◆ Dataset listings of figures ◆
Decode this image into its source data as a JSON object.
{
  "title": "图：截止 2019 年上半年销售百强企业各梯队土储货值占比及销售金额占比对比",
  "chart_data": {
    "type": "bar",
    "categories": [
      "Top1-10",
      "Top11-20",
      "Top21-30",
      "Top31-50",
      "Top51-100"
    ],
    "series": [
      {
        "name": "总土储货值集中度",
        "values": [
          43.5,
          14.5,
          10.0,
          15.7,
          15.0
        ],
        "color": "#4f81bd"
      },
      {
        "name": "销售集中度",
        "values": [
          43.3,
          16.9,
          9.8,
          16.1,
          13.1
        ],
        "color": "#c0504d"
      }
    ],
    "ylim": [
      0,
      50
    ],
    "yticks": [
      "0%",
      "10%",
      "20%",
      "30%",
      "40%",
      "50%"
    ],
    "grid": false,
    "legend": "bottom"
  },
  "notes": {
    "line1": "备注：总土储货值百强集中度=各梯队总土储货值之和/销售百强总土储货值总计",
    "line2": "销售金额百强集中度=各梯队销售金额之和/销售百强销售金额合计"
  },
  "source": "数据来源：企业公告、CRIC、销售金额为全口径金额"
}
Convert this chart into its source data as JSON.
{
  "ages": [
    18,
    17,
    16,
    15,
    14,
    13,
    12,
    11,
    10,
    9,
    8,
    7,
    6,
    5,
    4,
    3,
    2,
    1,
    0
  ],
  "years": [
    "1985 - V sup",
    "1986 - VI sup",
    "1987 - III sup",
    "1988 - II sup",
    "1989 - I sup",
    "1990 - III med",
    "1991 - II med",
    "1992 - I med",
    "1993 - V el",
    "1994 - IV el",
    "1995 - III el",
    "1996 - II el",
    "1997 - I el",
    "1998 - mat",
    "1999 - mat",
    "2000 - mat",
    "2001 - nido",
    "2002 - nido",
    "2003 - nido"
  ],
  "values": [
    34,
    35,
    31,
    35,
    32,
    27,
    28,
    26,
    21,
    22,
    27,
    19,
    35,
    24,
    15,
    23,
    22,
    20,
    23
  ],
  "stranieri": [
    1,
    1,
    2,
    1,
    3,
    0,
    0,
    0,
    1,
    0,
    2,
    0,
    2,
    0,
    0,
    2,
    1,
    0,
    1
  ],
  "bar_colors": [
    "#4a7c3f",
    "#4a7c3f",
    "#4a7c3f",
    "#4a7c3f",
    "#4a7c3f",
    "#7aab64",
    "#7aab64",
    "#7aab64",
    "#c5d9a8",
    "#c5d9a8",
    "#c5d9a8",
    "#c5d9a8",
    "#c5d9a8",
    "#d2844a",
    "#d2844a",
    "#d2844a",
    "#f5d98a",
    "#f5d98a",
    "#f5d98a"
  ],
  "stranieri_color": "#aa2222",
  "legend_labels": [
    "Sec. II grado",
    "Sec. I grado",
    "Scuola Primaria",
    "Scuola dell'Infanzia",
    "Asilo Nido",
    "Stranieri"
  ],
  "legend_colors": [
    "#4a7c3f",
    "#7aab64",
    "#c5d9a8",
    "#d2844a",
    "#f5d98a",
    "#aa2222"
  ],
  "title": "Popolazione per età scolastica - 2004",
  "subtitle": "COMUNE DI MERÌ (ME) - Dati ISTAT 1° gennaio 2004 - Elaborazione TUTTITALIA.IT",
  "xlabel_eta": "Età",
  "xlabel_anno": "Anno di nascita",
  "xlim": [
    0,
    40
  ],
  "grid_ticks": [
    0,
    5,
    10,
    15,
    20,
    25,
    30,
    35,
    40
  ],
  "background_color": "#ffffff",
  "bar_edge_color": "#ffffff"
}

◆ What you should do ◆
The lines above should be duplicated exactly.

◆ Expected output ◆
Decode this image into its source data as a JSON object.
{
  "title": "图：截止 2019 年上半年销售百强企业各梯队土储货值占比及销售金额占比对比",
  "chart_data": {
    "type": "bar",
    "categories": [
      "Top1-10",
      "Top11-20",
      "Top21-30",
      "Top31-50",
      "Top51-100"
    ],
    "series": [
      {
        "name": "总土储货值集中度",
        "values": [
          43.5,
          14.5,
          10.0,
          15.7,
          15.0
        ],
        "color": "#4f81bd"
      },
      {
        "name": "销售集中度",
        "values": [
          43.3,
          16.9,
          9.8,
          16.1,
          13.1
        ],
        "color": "#c0504d"
      }
    ],
    "ylim": [
      0,
      50
    ],
    "yticks": [
      "0%",
      "10%",
      "20%",
      "30%",
      "40%",
      "50%"
    ],
    "grid": false,
    "legend": "bottom"
  },
  "notes": {
    "line1": "备注：总土储货值百强集中度=各梯队总土储货值之和/销售百强总土储货值总计",
    "line2": "销售金额百强集中度=各梯队销售金额之和/销售百强销售金额合计"
  },
  "source": "数据来源：企业公告、CRIC、销售金额为全口径金额"
}
Convert this chart into its source data as JSON.
{
  "ages": [
    18,
    17,
    16,
    15,
    14,
    13,
    12,
    11,
    10,
    9,
    8,
    7,
    6,
    5,
    4,
    3,
    2,
    1,
    0
  ],
  "years": [
    "1985 - V sup",
    "1986 - VI sup",
    "1987 - III sup",
    "1988 - II sup",
    "1989 - I sup",
    "1990 - III med",
    "1991 - II med",
    "1992 - I med",
    "1993 - V el",
    "1994 - IV el",
    "1995 - III el",
    "1996 - II el",
    "1997 - I el",
    "1998 - mat",
    "1999 - mat",
    "2000 - mat",
    "2001 - nido",
    "2002 - nido",
    "2003 - nido"
  ],
  "values": [
    34,
    35,
    31,
    35,
    32,
    27,
    28,
    26,
    21,
    22,
    27,
    19,
    35,
    24,
    15,
    23,
    22,
    20,
    23
  ],
  "stranieri": [
    1,
    1,
    2,
    1,
    3,
    0,
    0,
    0,
    1,
    0,
    2,
    0,
    2,
    0,
    0,
    2,
    1,
    0,
    1
  ],
  "bar_colors": [
    "#4a7c3f",
    "#4a7c3f",
    "#4a7c3f",
    "#4a7c3f",
    "#4a7c3f",
    "#7aab64",
    "#7aab64",
    "#7aab64",
    "#c5d9a8",
    "#c5d9a8",
    "#c5d9a8",
    "#c5d9a8",
    "#c5d9a8",
    "#d2844a",
    "#d2844a",
    "#d2844a",
    "#f5d98a",
    "#f5d98a",
    "#f5d98a"
  ],
  "stranieri_color": "#aa2222",
  "legend_labels": [
    "Sec. II grado",
    "Sec. I grado",
    "Scuola Primaria",
    "Scuola dell'Infanzia",
    "Asilo Nido",
    "Stranieri"
  ],
  "legend_colors": [
    "#4a7c3f",
    "#7aab64",
    "#c5d9a8",
    "#d2844a",
    "#f5d98a",
    "#aa2222"
  ],
  "title": "Popolazione per età scolastica - 2004",
  "subtitle": "COMUNE DI MERÌ (ME) - Dati ISTAT 1° gennaio 2004 - Elaborazione TUTTITALIA.IT",
  "xlabel_eta": "Età",
  "xlabel_anno": "Anno di nascita",
  "xlim": [
    0,
    40
  ],
  "grid_ticks": [
    0,
    5,
    10,
    15,
    20,
    25,
    30,
    35,
    40
  ],
  "background_color": "#ffffff",
  "bar_edge_color": "#ffffff"
}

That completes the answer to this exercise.